== Goal ==
Omit any picture, and return the remaining data exactly as written.

== Material for this task ==

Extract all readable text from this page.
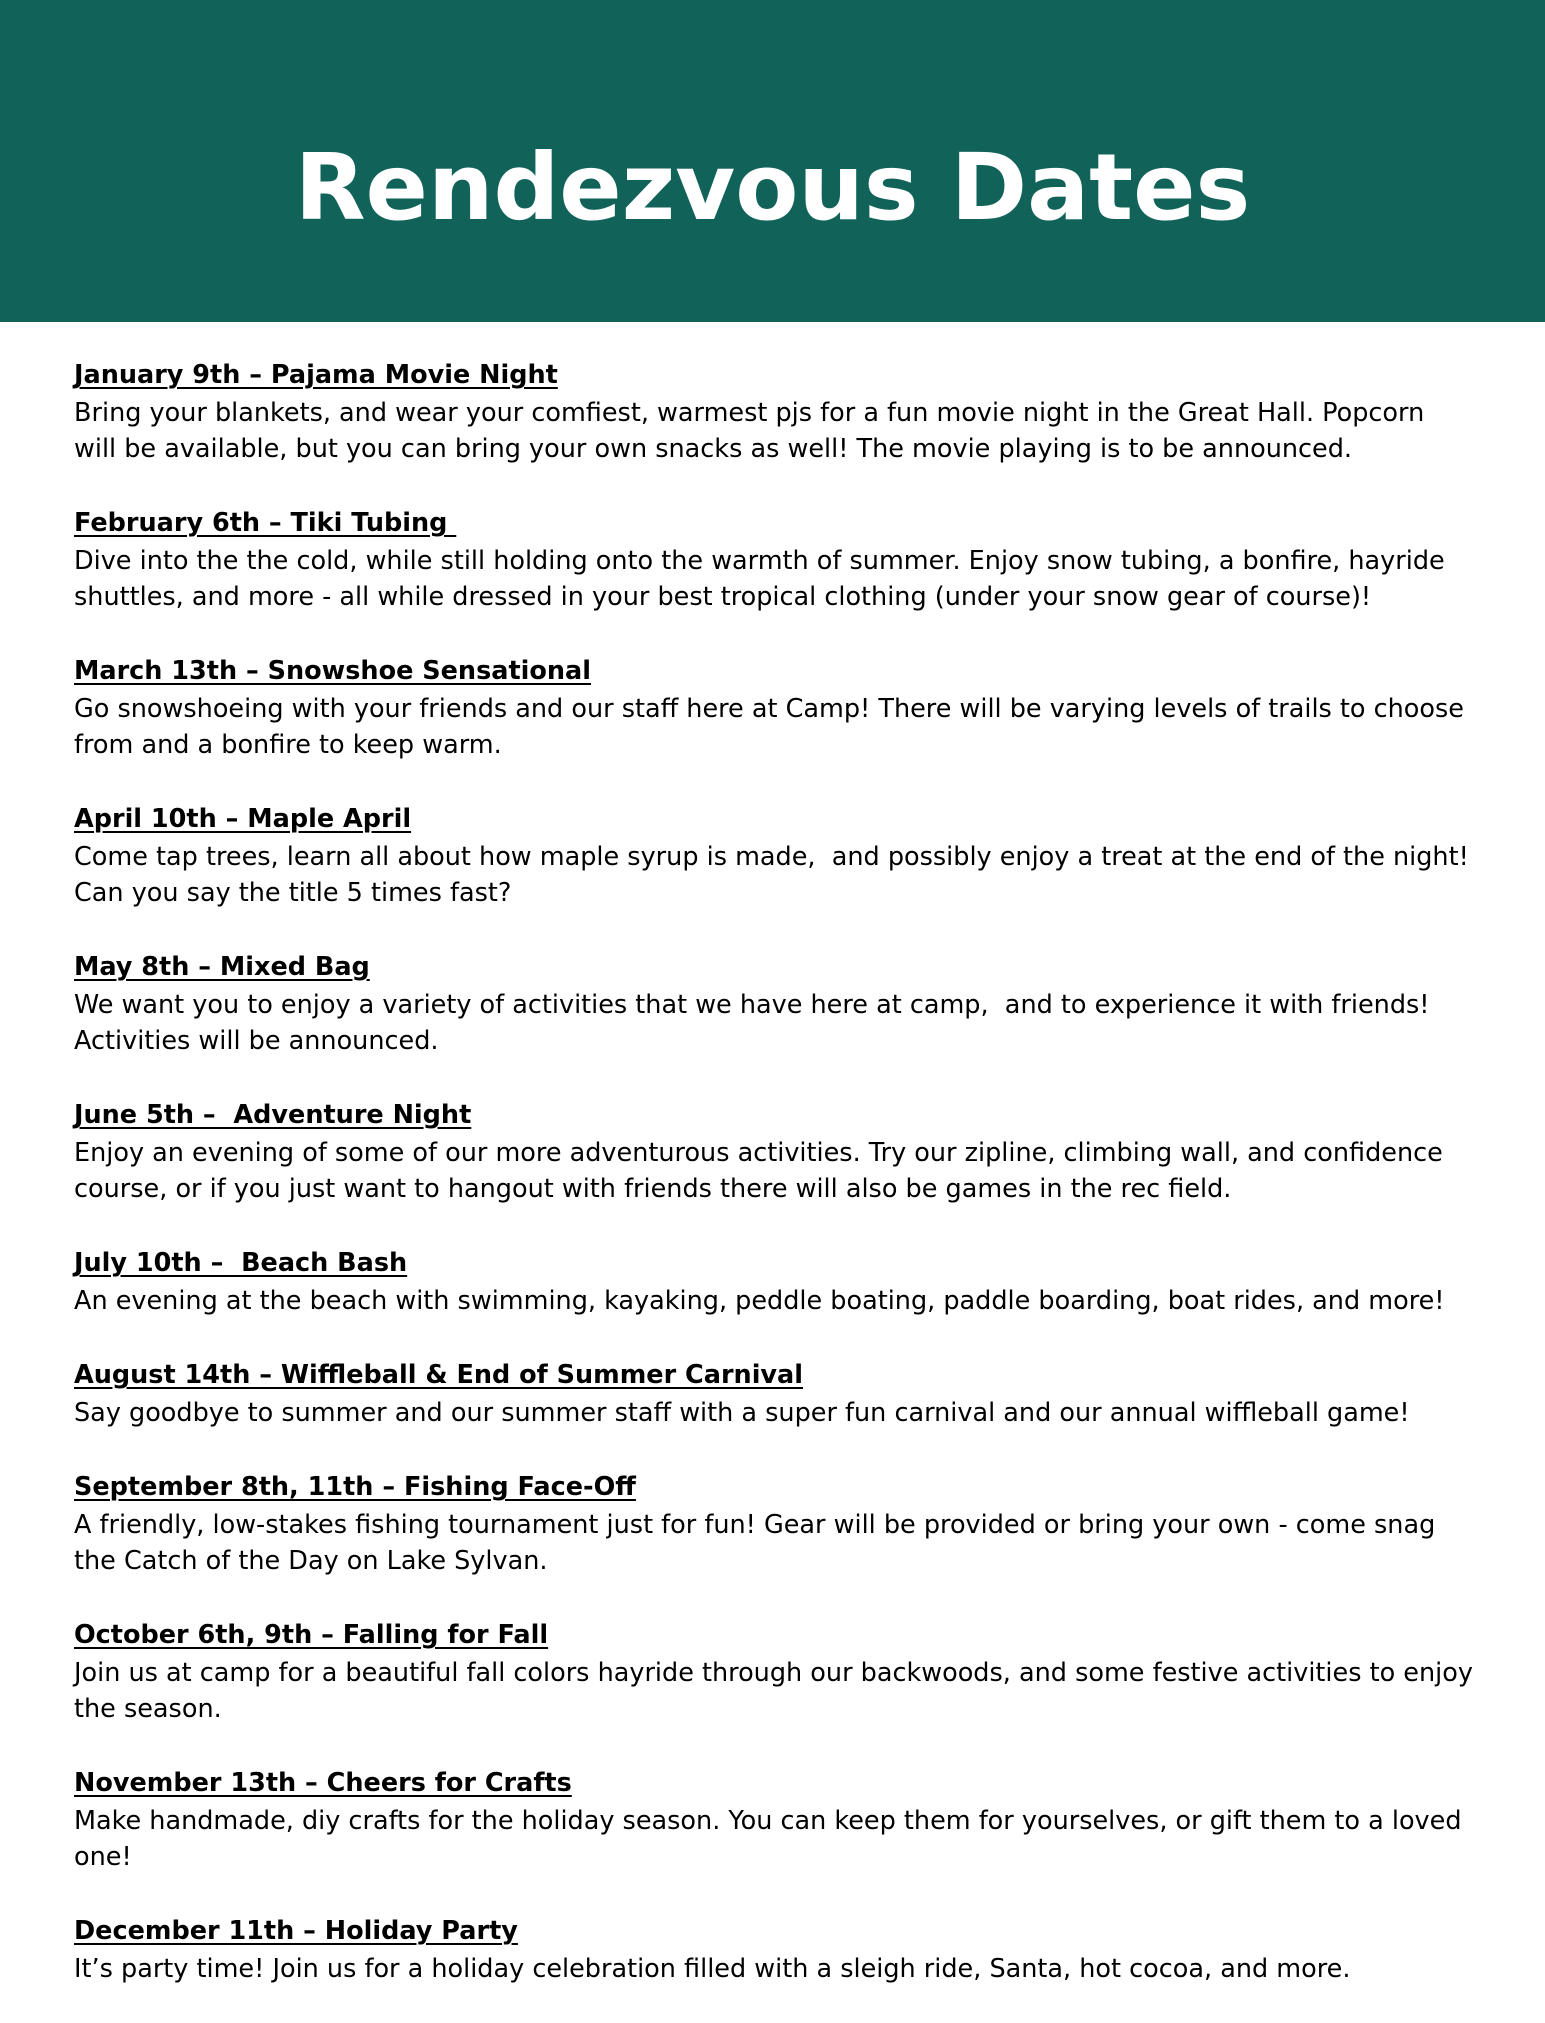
Rendezvous Dates

January 9th – Pajama Movie Night

Bring your blankets, and wear your comfiest, warmest pjs for a fun movie night in the Great Hall. Popcorn will be available, but you can bring your own snacks as well! The movie playing is to be announced.

February 6th – Tiki Tubing

Dive into the the cold, while still holding onto the warmth of summer. Enjoy snow tubing, a bonfire, hayride shuttles, and more - all while dressed in your best tropical clothing (under your snow gear of course)!

March 13th – Snowshoe Sensational

Go snowshoeing with your friends and our staff here at Camp! There will be varying levels of trails to choose from and a bonfire to keep warm.

April 10th – Maple April

Come tap trees, learn all about how maple syrup is made,  and possibly enjoy a treat at the end of the night! Can you say the title 5 times fast?

May 8th – Mixed Bag

We want you to enjoy a variety of activities that we have here at camp,  and to experience it with friends! Activities will be announced.

June 5th –  Adventure Night

Enjoy an evening of some of our more adventurous activities. Try our zipline, climbing wall, and confidence course, or if you just want to hangout with friends there will also be games in the rec field.

July 10th –  Beach Bash

An evening at the beach with swimming, kayaking, peddle boating, paddle boarding, boat rides, and more!

August 14th – Wiffleball & End of Summer Carnival

Say goodbye to summer and our summer staff with a super fun carnival and our annual wiffleball game!

September 8th, 11th – Fishing Face-Off

A friendly, low-stakes fishing tournament just for fun! Gear will be provided or bring your own - come snag the Catch of the Day on Lake Sylvan.

October 6th, 9th – Falling for Fall

Join us at camp for a beautiful fall colors hayride through our backwoods, and some festive activities to enjoy the season.

November 13th – Cheers for Crafts

Make handmade, diy crafts for the holiday season. You can keep them for yourselves, or gift them to a loved one!

December 11th – Holiday Party

It’s party time! Join us for a holiday celebration filled with a sleigh ride, Santa, hot cocoa, and more.
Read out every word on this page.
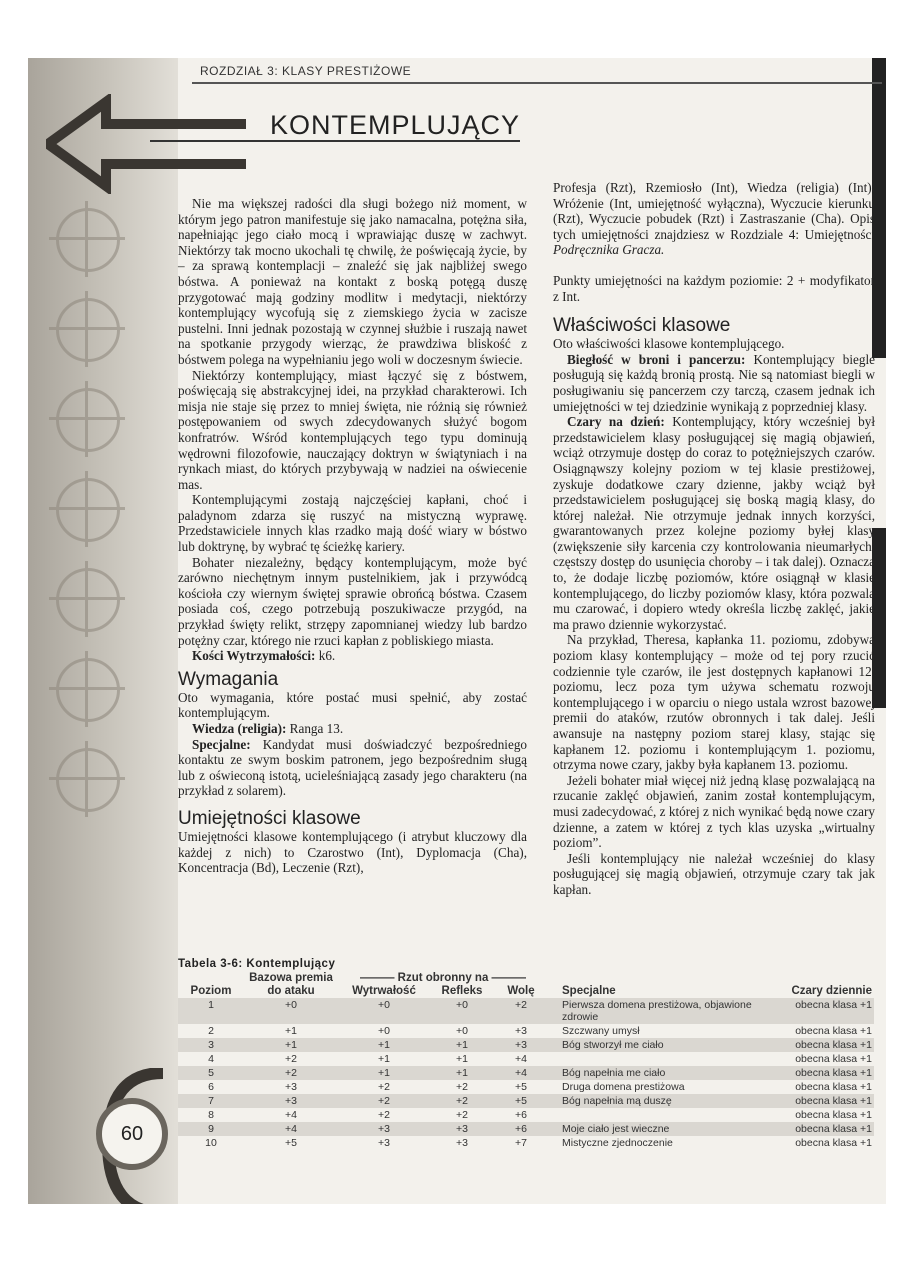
ROZDZIAŁ 3: KLASY PRESTIŻOWE
KONTEMPLUJĄCY

Nie ma większej radości dla sługi bożego niż moment, w którym jego patron manifestuje się jako namacalna, potężna siła, napełniając jego ciało mocą i wprawiając duszę w zachwyt. Niektórzy tak mocno ukochali tę chwilę, że poświęcają życie, by – za sprawą kontemplacji – znaleźć się jak najbliżej swego bóstwa. A ponieważ na kontakt z boską potęgą duszę przygotować mają godziny modlitw i medytacji, niektórzy kontemplujący wycofują się z ziemskiego życia w zacisze pustelni. Inni jednak pozostają w czynnej służbie i ruszają nawet na spotkanie przygody wierząc, że prawdziwa bliskość z bóstwem polega na wypełnianiu jego woli w doczesnym świecie.

Niektórzy kontemplujący, miast łączyć się z bóstwem, poświęcają się abstrakcyjnej idei, na przykład charakterowi. Ich misja nie staje się przez to mniej święta, nie różnią się również postępowaniem od swych zdecydowanych służyć bogom konfratrów. Wśród kontemplujących tego typu dominują wędrowni filozofowie, nauczający doktryn w świątyniach i na rynkach miast, do których przybywają w nadziei na oświecenie mas.

Kontemplującymi zostają najczęściej kapłani, choć i paladynom zdarza się ruszyć na mistyczną wyprawę. Przedstawiciele innych klas rzadko mają dość wiary w bóstwo lub doktrynę, by wybrać tę ścieżkę kariery.

Bohater niezależny, będący kontemplującym, może być zarówno niechętnym innym pustelnikiem, jak i przywódcą kościoła czy wiernym świętej sprawie obrońcą bóstwa. Czasem posiada coś, czego potrzebują poszukiwacze przygód, na przykład święty relikt, strzępy zapomnianej wiedzy lub bardzo potężny czar, którego nie rzuci kapłan z pobliskiego miasta.

Kości Wytrzymałości: k6.

Wymagania

Oto wymagania, które postać musi spełnić, aby zostać kontemplującym.

Wiedza (religia): Ranga 13.

Specjalne: Kandydat musi doświadczyć bezpośredniego kontaktu ze swym boskim patronem, jego bezpośrednim sługą lub z oświeconą istotą, ucieleśniającą zasady jego charakteru (na przykład z solarem).

Umiejętności klasowe

Umiejętności klasowe kontemplującego (i atrybut kluczowy dla każdej z nich) to Czarostwo (Int), Dyplomacja (Cha), Koncentracja (Bd), Leczenie (Rzt),

Profesja (Rzt), Rzemiosło (Int), Wiedza (religia) (Int), Wróżenie (Int, umiejętność wyłączna), Wyczucie kierunku (Rzt), Wyczucie pobudek (Rzt) i Zastraszanie (Cha). Opis tych umiejętności znajdziesz w Rozdziale 4: Umiejętności Podręcznika Gracza.

Punkty umiejętności na każdym poziomie: 2 + modyfikator z Int.

Właściwości klasowe

Oto właściwości klasowe kontemplującego.

Biegłość w broni i pancerzu: Kontemplujący biegle posługują się każdą bronią prostą. Nie są natomiast biegli w posługiwaniu się pancerzem czy tarczą, czasem jednak ich umiejętności w tej dziedzinie wynikają z poprzedniej klasy.

Czary na dzień: Kontemplujący, który wcześniej był przedstawicielem klasy posługującej się magią objawień, wciąż otrzymuje dostęp do coraz to potężniejszych czarów. Osiągnąwszy kolejny poziom w tej klasie prestiżowej, zyskuje dodatkowe czary dzienne, jakby wciąż był przedstawicielem posługującej się boską magią klasy, do której należał. Nie otrzymuje jednak innych korzyści, gwarantowanych przez kolejne poziomy byłej klasy (zwiększenie siły karcenia czy kontrolowania nieumarłych, częstszy dostęp do usunięcia choroby – i tak dalej). Oznacza to, że dodaje liczbę poziomów, które osiągnął w klasie kontemplującego, do liczby poziomów klasy, która pozwala mu czarować, i dopiero wtedy określa liczbę zaklęć, jakie ma prawo dziennie wykorzystać.

Na przykład, Theresa, kapłanka 11. poziomu, zdobywa poziom klasy kontemplujący – może od tej pory rzucić codziennie tyle czarów, ile jest dostępnych kapłanowi 12. poziomu, lecz poza tym używa schematu rozwoju kontemplującego i w oparciu o niego ustala wzrost bazowej premii do ataków, rzutów obronnych i tak dalej. Jeśli awansuje na następny poziom starej klasy, stając się kapłanem 12. poziomu i kontemplującym 1. poziomu, otrzyma nowe czary, jakby była kapłanem 13. poziomu.

Jeżeli bohater miał więcej niż jedną klasę pozwalającą na rzucanie zaklęć objawień, zanim został kontemplującym, musi zadecydować, z której z nich wynikać będą nowe czary dzienne, a zatem w której z tych klas uzyska „wirtualny poziom”.

Jeśli kontemplujący nie należał wcześniej do klasy posługującej się magią objawień, otrzymuje czary tak jak kapłan.

Tabela 3-6: Kontemplujący
	Bazowa premia	——— Rzut obronny na ———				
Poziom	do ataku	Wytrwałość	Refleks	Wolę	Specjalne	Czary dziennie
1	+0	+0	+0	+2	Pierwsza domena prestiżowa, objawione zdrowie	obecna klasa +1
2	+1	+0	+0	+3	Szczwany umysł	obecna klasa +1
3	+1	+1	+1	+3	Bóg stworzył me ciało	obecna klasa +1
4	+2	+1	+1	+4		obecna klasa +1
5	+2	+1	+1	+4	Bóg napełnia me ciało	obecna klasa +1
6	+3	+2	+2	+5	Druga domena prestiżowa	obecna klasa +1
7	+3	+2	+2	+5	Bóg napełnia mą duszę	obecna klasa +1
8	+4	+2	+2	+6		obecna klasa +1
9	+4	+3	+3	+6	Moje ciało jest wieczne	obecna klasa +1
10	+5	+3	+3	+7	Mistyczne zjednoczenie	obecna klasa +1
60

== Complete output ==
Extract all readable text from this page.
Rendezvous Dates

January 9th – Pajama Movie Night

Bring your blankets, and wear your comfiest, warmest pjs for a fun movie night in the Great Hall. Popcorn will be available, but you can bring your own snacks as well! The movie playing is to be announced.

February 6th – Tiki Tubing

Dive into the the cold, while still holding onto the warmth of summer. Enjoy snow tubing, a bonfire, hayride shuttles, and more - all while dressed in your best tropical clothing (under your snow gear of course)!

March 13th – Snowshoe Sensational

Go snowshoeing with your friends and our staff here at Camp! There will be varying levels of trails to choose from and a bonfire to keep warm.

April 10th – Maple April

Come tap trees, learn all about how maple syrup is made,  and possibly enjoy a treat at the end of the night! Can you say the title 5 times fast?

May 8th – Mixed Bag

We want you to enjoy a variety of activities that we have here at camp,  and to experience it with friends! Activities will be announced.

June 5th –  Adventure Night

Enjoy an evening of some of our more adventurous activities. Try our zipline, climbing wall, and confidence course, or if you just want to hangout with friends there will also be games in the rec field.

July 10th –  Beach Bash

An evening at the beach with swimming, kayaking, peddle boating, paddle boarding, boat rides, and more!

August 14th – Wiffleball & End of Summer Carnival

Say goodbye to summer and our summer staff with a super fun carnival and our annual wiffleball game!

September 8th, 11th – Fishing Face-Off

A friendly, low-stakes fishing tournament just for fun! Gear will be provided or bring your own - come snag the Catch of the Day on Lake Sylvan.

October 6th, 9th – Falling for Fall

Join us at camp for a beautiful fall colors hayride through our backwoods, and some festive activities to enjoy the season.

November 13th – Cheers for Crafts

Make handmade, diy crafts for the holiday season. You can keep them for yourselves, or gift them to a loved one!

December 11th – Holiday Party

It’s party time! Join us for a holiday celebration filled with a sleigh ride, Santa, hot cocoa, and more.
Read out every word on this page.
ROZDZIAŁ 3: KLASY PRESTIŻOWE
KONTEMPLUJĄCY

Nie ma większej radości dla sługi bożego niż moment, w którym jego patron manifestuje się jako namacalna, potężna siła, napełniając jego ciało mocą i wprawiając duszę w zachwyt. Niektórzy tak mocno ukochali tę chwilę, że poświęcają życie, by – za sprawą kontemplacji – znaleźć się jak najbliżej swego bóstwa. A ponieważ na kontakt z boską potęgą duszę przygotować mają godziny modlitw i medytacji, niektórzy kontemplujący wycofują się z ziemskiego życia w zacisze pustelni. Inni jednak pozostają w czynnej służbie i ruszają nawet na spotkanie przygody wierząc, że prawdziwa bliskość z bóstwem polega na wypełnianiu jego woli w doczesnym świecie.

Niektórzy kontemplujący, miast łączyć się z bóstwem, poświęcają się abstrakcyjnej idei, na przykład charakterowi. Ich misja nie staje się przez to mniej święta, nie różnią się również postępowaniem od swych zdecydowanych służyć bogom konfratrów. Wśród kontemplujących tego typu dominują wędrowni filozofowie, nauczający doktryn w świątyniach i na rynkach miast, do których przybywają w nadziei na oświecenie mas.

Kontemplującymi zostają najczęściej kapłani, choć i paladynom zdarza się ruszyć na mistyczną wyprawę. Przedstawiciele innych klas rzadko mają dość wiary w bóstwo lub doktrynę, by wybrać tę ścieżkę kariery.

Bohater niezależny, będący kontemplującym, może być zarówno niechętnym innym pustelnikiem, jak i przywódcą kościoła czy wiernym świętej sprawie obrońcą bóstwa. Czasem posiada coś, czego potrzebują poszukiwacze przygód, na przykład święty relikt, strzępy zapomnianej wiedzy lub bardzo potężny czar, którego nie rzuci kapłan z pobliskiego miasta.

Kości Wytrzymałości: k6.

Wymagania

Oto wymagania, które postać musi spełnić, aby zostać kontemplującym.

Wiedza (religia): Ranga 13.

Specjalne: Kandydat musi doświadczyć bezpośredniego kontaktu ze swym boskim patronem, jego bezpośrednim sługą lub z oświeconą istotą, ucieleśniającą zasady jego charakteru (na przykład z solarem).

Umiejętności klasowe

Umiejętności klasowe kontemplującego (i atrybut kluczowy dla każdej z nich) to Czarostwo (Int), Dyplomacja (Cha), Koncentracja (Bd), Leczenie (Rzt),

Profesja (Rzt), Rzemiosło (Int), Wiedza (religia) (Int), Wróżenie (Int, umiejętność wyłączna), Wyczucie kierunku (Rzt), Wyczucie pobudek (Rzt) i Zastraszanie (Cha). Opis tych umiejętności znajdziesz w Rozdziale 4: Umiejętności Podręcznika Gracza.

Punkty umiejętności na każdym poziomie: 2 + modyfikator z Int.

Właściwości klasowe

Oto właściwości klasowe kontemplującego.

Biegłość w broni i pancerzu: Kontemplujący biegle posługują się każdą bronią prostą. Nie są natomiast biegli w posługiwaniu się pancerzem czy tarczą, czasem jednak ich umiejętności w tej dziedzinie wynikają z poprzedniej klasy.

Czary na dzień: Kontemplujący, który wcześniej był przedstawicielem klasy posługującej się magią objawień, wciąż otrzymuje dostęp do coraz to potężniejszych czarów. Osiągnąwszy kolejny poziom w tej klasie prestiżowej, zyskuje dodatkowe czary dzienne, jakby wciąż był przedstawicielem posługującej się boską magią klasy, do której należał. Nie otrzymuje jednak innych korzyści, gwarantowanych przez kolejne poziomy byłej klasy (zwiększenie siły karcenia czy kontrolowania nieumarłych, częstszy dostęp do usunięcia choroby – i tak dalej). Oznacza to, że dodaje liczbę poziomów, które osiągnął w klasie kontemplującego, do liczby poziomów klasy, która pozwala mu czarować, i dopiero wtedy określa liczbę zaklęć, jakie ma prawo dziennie wykorzystać.

Na przykład, Theresa, kapłanka 11. poziomu, zdobywa poziom klasy kontemplujący – może od tej pory rzucić codziennie tyle czarów, ile jest dostępnych kapłanowi 12. poziomu, lecz poza tym używa schematu rozwoju kontemplującego i w oparciu o niego ustala wzrost bazowej premii do ataków, rzutów obronnych i tak dalej. Jeśli awansuje na następny poziom starej klasy, stając się kapłanem 12. poziomu i kontemplującym 1. poziomu, otrzyma nowe czary, jakby była kapłanem 13. poziomu.

Jeżeli bohater miał więcej niż jedną klasę pozwalającą na rzucanie zaklęć objawień, zanim został kontemplującym, musi zadecydować, z której z nich wynikać będą nowe czary dzienne, a zatem w której z tych klas uzyska „wirtualny poziom”.

Jeśli kontemplujący nie należał wcześniej do klasy posługującej się magią objawień, otrzymuje czary tak jak kapłan.

Tabela 3-6: Kontemplujący
	Bazowa premia	——— Rzut obronny na ———				
Poziom	do ataku	Wytrwałość	Refleks	Wolę	Specjalne	Czary dziennie
1	+0	+0	+0	+2	Pierwsza domena prestiżowa, objawione zdrowie	obecna klasa +1
2	+1	+0	+0	+3	Szczwany umysł	obecna klasa +1
3	+1	+1	+1	+3	Bóg stworzył me ciało	obecna klasa +1
4	+2	+1	+1	+4		obecna klasa +1
5	+2	+1	+1	+4	Bóg napełnia me ciało	obecna klasa +1
6	+3	+2	+2	+5	Druga domena prestiżowa	obecna klasa +1
7	+3	+2	+2	+5	Bóg napełnia mą duszę	obecna klasa +1
8	+4	+2	+2	+6		obecna klasa +1
9	+4	+3	+3	+6	Moje ciało jest wieczne	obecna klasa +1
10	+5	+3	+3	+7	Mistyczne zjednoczenie	obecna klasa +1
60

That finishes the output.